_INSTRUCTION_: In the lines below, how many hold the word "things"? Answer only with the number.

_RECORDS SUPPLIED_:

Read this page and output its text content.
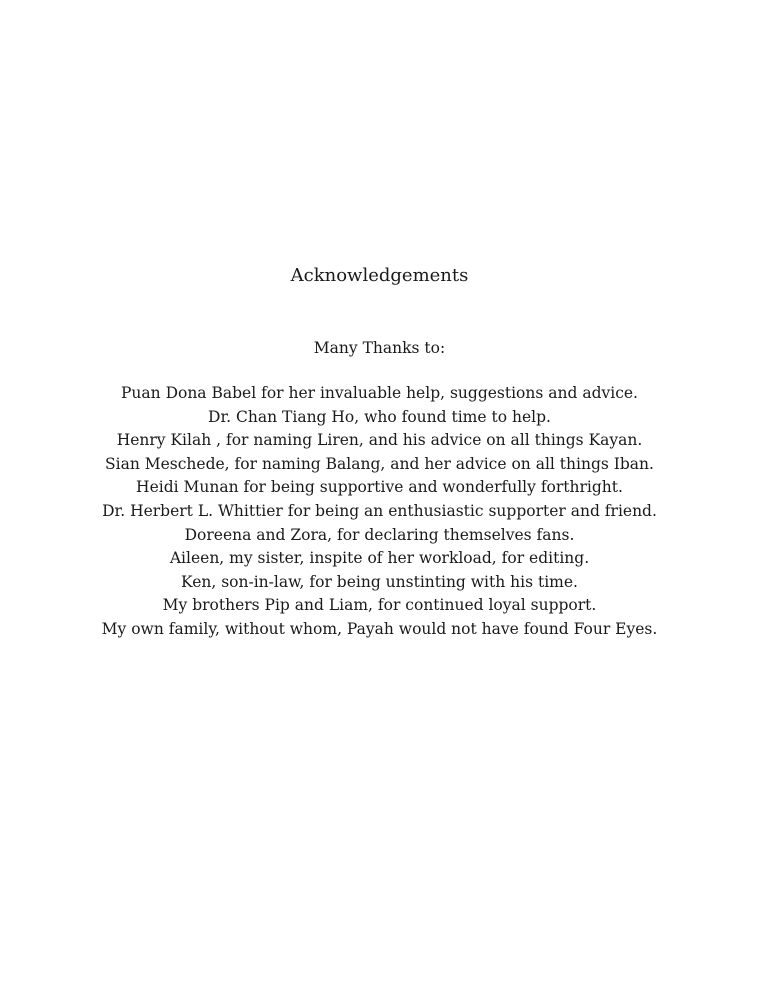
Acknowledgements

Many Thanks to:

Puan Dona Babel for her invaluable help, suggestions and advice.
Dr. Chan Tiang Ho, who found time to help.
Henry Kilah , for naming Liren, and his advice on all things Kayan.
Sian Meschede, for naming Balang, and her advice on all things Iban.
Heidi Munan for being supportive and wonderfully forthright.
Dr. Herbert L. Whittier for being an enthusiastic supporter and friend.
Doreena and Zora, for declaring themselves fans.
Aileen, my sister, inspite of her workload, for editing.
Ken, son-in-law, for being unstinting with his time.
My brothers Pip and Liam, for continued loyal support.
My own family, without whom, Payah would not have found Four Eyes.
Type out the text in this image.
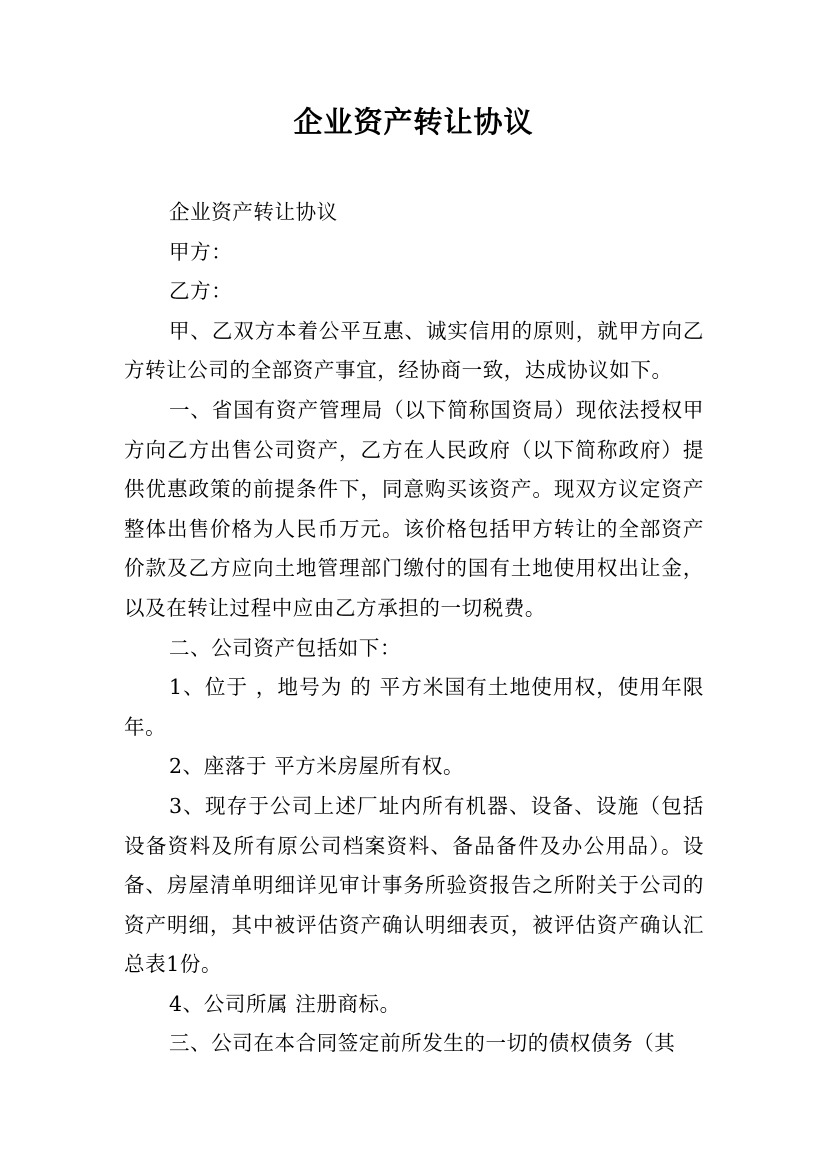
企业资产转让协议

企业资产转让协议

甲方：

乙方：

甲、乙双方本着公平互惠、诚实信用的原则，就甲方向乙方转让公司的全部资产事宜，经协商一致，达成协议如下。

一、省国有资产管理局（以下简称国资局）现依法授权甲方向乙方出售公司资产，乙方在人民政府（以下简称政府）提供优惠政策的前提条件下，同意购买该资产。现双方议定资产整体出售价格为人民币万元。该价格包括甲方转让的全部资产价款及乙方应向土地管理部门缴付的国有土地使用权出让金，以及在转让过程中应由乙方承担的一切税费。

二、公司资产包括如下：

1、位于 ，地号为 的 平方米国有土地使用权，使用年限年。

2、座落于 平方米房屋所有权。

3、现存于公司上述厂址内所有机器、设备、设施（包括设备资料及所有原公司档案资料、备品备件及办公用品）。设备、房屋清单明细详见审计事务所验资报告之所附关于公司的资产明细，其中被评估资产确认明细表页，被评估资产确认汇总表1份。

4、公司所属 注册商标。

三、公司在本合同签定前所发生的一切的债权债务（其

_REPLY_: 2